• **THE PROBLEM**
In the entries that follow, find the word "JSON" and report each line it is on.

Figure record extracts:
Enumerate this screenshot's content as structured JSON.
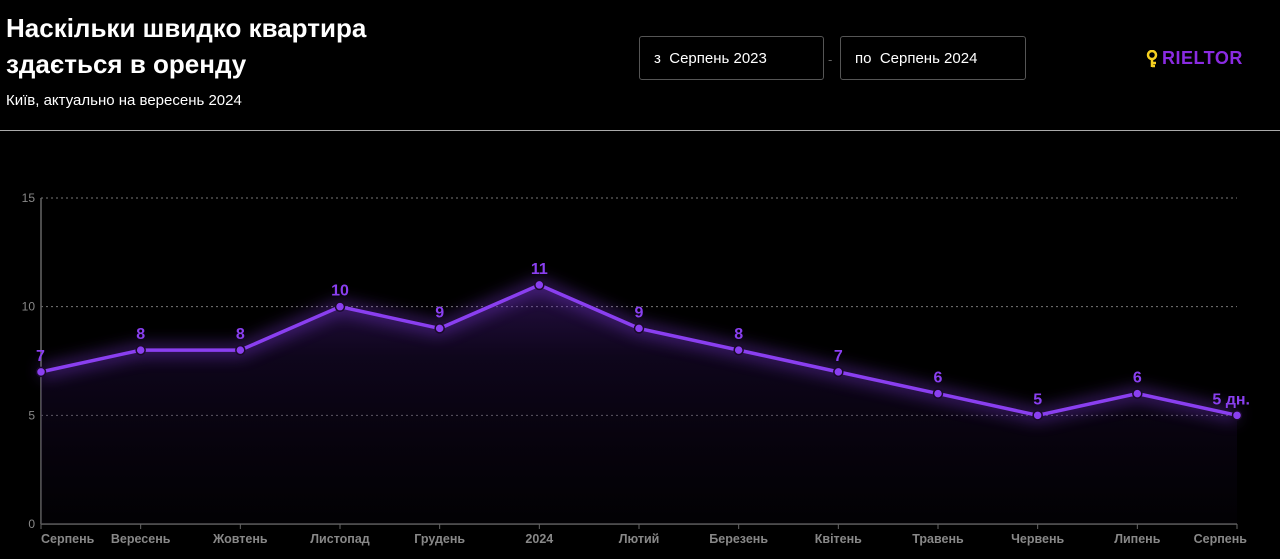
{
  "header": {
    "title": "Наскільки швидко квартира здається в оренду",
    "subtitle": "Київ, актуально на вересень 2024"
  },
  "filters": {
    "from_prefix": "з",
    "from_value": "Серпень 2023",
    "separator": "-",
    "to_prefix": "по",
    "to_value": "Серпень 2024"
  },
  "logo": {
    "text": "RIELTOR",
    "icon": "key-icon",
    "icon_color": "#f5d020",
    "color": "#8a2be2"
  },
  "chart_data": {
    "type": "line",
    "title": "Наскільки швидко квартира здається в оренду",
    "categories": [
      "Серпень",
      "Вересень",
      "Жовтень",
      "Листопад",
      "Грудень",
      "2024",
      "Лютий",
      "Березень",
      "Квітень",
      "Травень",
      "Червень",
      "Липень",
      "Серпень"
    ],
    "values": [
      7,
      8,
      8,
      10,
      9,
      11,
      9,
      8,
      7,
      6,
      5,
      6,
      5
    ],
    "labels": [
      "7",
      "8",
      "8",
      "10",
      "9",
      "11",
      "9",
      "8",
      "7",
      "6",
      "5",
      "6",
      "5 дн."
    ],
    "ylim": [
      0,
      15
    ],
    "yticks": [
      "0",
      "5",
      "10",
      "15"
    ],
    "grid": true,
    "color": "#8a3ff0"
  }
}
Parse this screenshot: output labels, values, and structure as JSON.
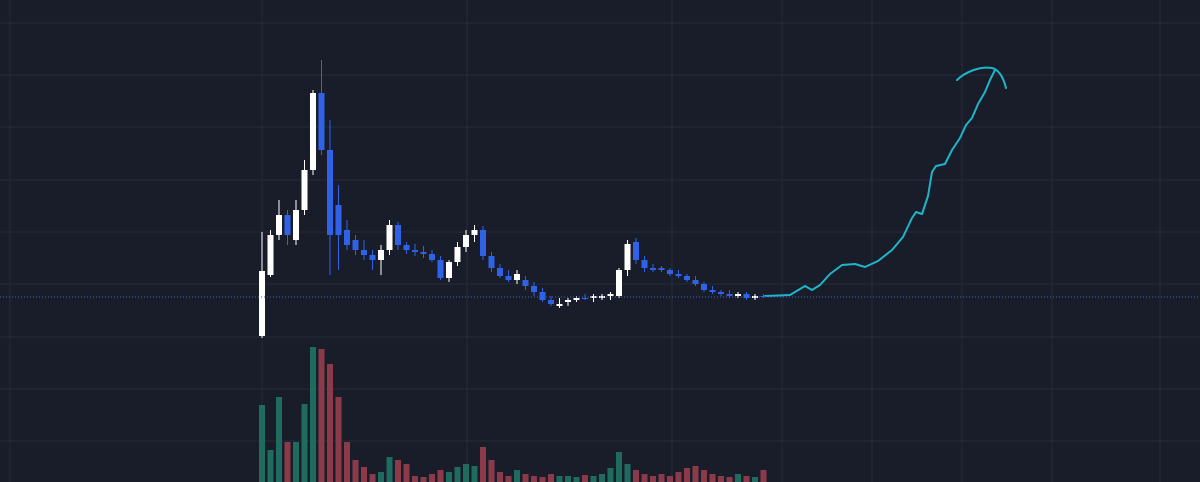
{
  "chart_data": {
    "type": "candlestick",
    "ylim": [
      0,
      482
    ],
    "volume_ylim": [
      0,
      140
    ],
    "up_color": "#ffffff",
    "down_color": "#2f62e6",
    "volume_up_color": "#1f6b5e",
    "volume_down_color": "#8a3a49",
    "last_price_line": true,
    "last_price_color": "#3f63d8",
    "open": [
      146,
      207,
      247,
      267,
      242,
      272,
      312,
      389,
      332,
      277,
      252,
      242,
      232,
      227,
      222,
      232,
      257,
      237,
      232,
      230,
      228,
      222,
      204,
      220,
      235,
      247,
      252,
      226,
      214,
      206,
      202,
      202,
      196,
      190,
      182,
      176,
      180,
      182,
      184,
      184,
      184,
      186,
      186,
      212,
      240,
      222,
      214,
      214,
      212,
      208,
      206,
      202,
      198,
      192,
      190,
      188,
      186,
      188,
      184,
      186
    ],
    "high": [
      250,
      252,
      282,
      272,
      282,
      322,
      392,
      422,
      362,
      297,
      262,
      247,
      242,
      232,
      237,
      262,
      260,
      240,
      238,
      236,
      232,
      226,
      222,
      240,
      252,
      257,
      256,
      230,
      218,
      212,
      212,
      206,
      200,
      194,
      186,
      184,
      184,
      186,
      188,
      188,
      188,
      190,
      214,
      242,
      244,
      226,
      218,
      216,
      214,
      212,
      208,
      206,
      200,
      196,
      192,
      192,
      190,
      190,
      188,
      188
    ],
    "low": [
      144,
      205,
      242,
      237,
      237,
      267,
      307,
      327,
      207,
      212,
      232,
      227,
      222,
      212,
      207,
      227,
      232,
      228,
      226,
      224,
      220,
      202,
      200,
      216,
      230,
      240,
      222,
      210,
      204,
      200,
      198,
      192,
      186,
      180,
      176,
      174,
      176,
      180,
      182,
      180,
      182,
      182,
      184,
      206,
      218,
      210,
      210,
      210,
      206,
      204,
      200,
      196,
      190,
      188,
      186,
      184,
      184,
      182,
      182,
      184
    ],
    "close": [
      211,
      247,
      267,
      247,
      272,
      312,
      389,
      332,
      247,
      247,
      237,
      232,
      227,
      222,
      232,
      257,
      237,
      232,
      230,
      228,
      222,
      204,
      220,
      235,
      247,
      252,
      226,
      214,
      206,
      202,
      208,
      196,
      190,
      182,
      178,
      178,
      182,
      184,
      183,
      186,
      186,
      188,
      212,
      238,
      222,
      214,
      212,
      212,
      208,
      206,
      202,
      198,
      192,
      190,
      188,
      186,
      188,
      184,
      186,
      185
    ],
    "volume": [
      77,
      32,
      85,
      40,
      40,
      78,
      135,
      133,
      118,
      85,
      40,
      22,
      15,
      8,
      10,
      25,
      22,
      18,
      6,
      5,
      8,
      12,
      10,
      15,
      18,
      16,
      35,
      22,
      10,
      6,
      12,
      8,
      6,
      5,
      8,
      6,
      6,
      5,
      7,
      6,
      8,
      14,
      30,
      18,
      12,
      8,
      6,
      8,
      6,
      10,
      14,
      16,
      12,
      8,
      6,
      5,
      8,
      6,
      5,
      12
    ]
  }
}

--

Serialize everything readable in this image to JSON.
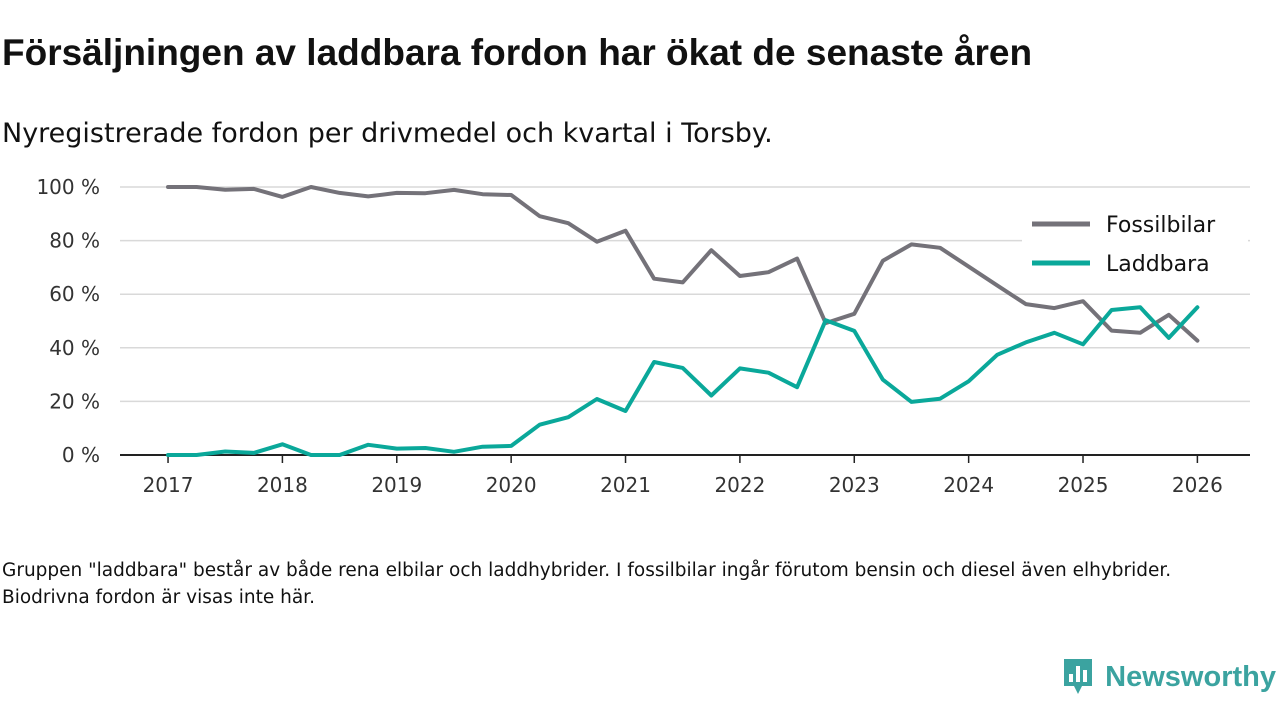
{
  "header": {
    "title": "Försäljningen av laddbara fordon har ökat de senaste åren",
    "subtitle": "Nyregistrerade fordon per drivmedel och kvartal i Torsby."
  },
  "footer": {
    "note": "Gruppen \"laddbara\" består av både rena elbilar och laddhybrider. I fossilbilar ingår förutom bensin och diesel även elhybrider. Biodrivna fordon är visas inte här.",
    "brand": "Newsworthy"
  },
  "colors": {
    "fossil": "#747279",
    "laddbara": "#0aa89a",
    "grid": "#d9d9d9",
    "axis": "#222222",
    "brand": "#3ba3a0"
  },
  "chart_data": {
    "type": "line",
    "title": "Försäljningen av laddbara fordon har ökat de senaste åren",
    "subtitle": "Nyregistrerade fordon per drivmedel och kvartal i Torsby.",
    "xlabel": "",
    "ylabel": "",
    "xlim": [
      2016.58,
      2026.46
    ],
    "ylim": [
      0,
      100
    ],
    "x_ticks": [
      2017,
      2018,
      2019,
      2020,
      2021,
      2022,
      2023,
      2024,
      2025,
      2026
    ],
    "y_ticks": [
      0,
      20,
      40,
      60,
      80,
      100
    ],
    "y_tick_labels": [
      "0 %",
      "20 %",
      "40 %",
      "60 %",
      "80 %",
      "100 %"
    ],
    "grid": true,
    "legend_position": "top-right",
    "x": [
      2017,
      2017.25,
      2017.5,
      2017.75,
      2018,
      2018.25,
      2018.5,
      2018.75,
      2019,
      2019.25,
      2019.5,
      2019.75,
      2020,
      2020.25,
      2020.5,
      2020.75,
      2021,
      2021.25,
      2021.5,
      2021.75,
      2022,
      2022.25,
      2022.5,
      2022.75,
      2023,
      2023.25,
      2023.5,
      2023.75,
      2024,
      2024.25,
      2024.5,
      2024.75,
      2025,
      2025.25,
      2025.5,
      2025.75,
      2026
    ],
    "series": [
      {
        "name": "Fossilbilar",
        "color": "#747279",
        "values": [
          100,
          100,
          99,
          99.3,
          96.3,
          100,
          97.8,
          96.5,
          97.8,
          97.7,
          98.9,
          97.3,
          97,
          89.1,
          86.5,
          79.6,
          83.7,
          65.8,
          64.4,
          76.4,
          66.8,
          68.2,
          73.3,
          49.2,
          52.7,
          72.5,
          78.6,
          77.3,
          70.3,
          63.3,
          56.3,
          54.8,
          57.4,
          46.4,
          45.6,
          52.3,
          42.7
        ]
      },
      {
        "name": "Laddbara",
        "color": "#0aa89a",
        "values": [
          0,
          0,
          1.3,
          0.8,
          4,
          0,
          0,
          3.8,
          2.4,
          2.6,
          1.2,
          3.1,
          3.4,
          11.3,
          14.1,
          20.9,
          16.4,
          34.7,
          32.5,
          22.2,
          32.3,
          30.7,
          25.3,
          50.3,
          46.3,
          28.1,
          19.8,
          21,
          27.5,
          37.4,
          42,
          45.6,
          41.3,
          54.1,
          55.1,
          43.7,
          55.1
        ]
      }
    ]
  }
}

• **EXERCISE ANSWER**
Enumerate this screenshot's content as structured JSON.
Parse this screenshot: output labels, values, and structure as JSON.
Serialize everything readable in this image to JSON.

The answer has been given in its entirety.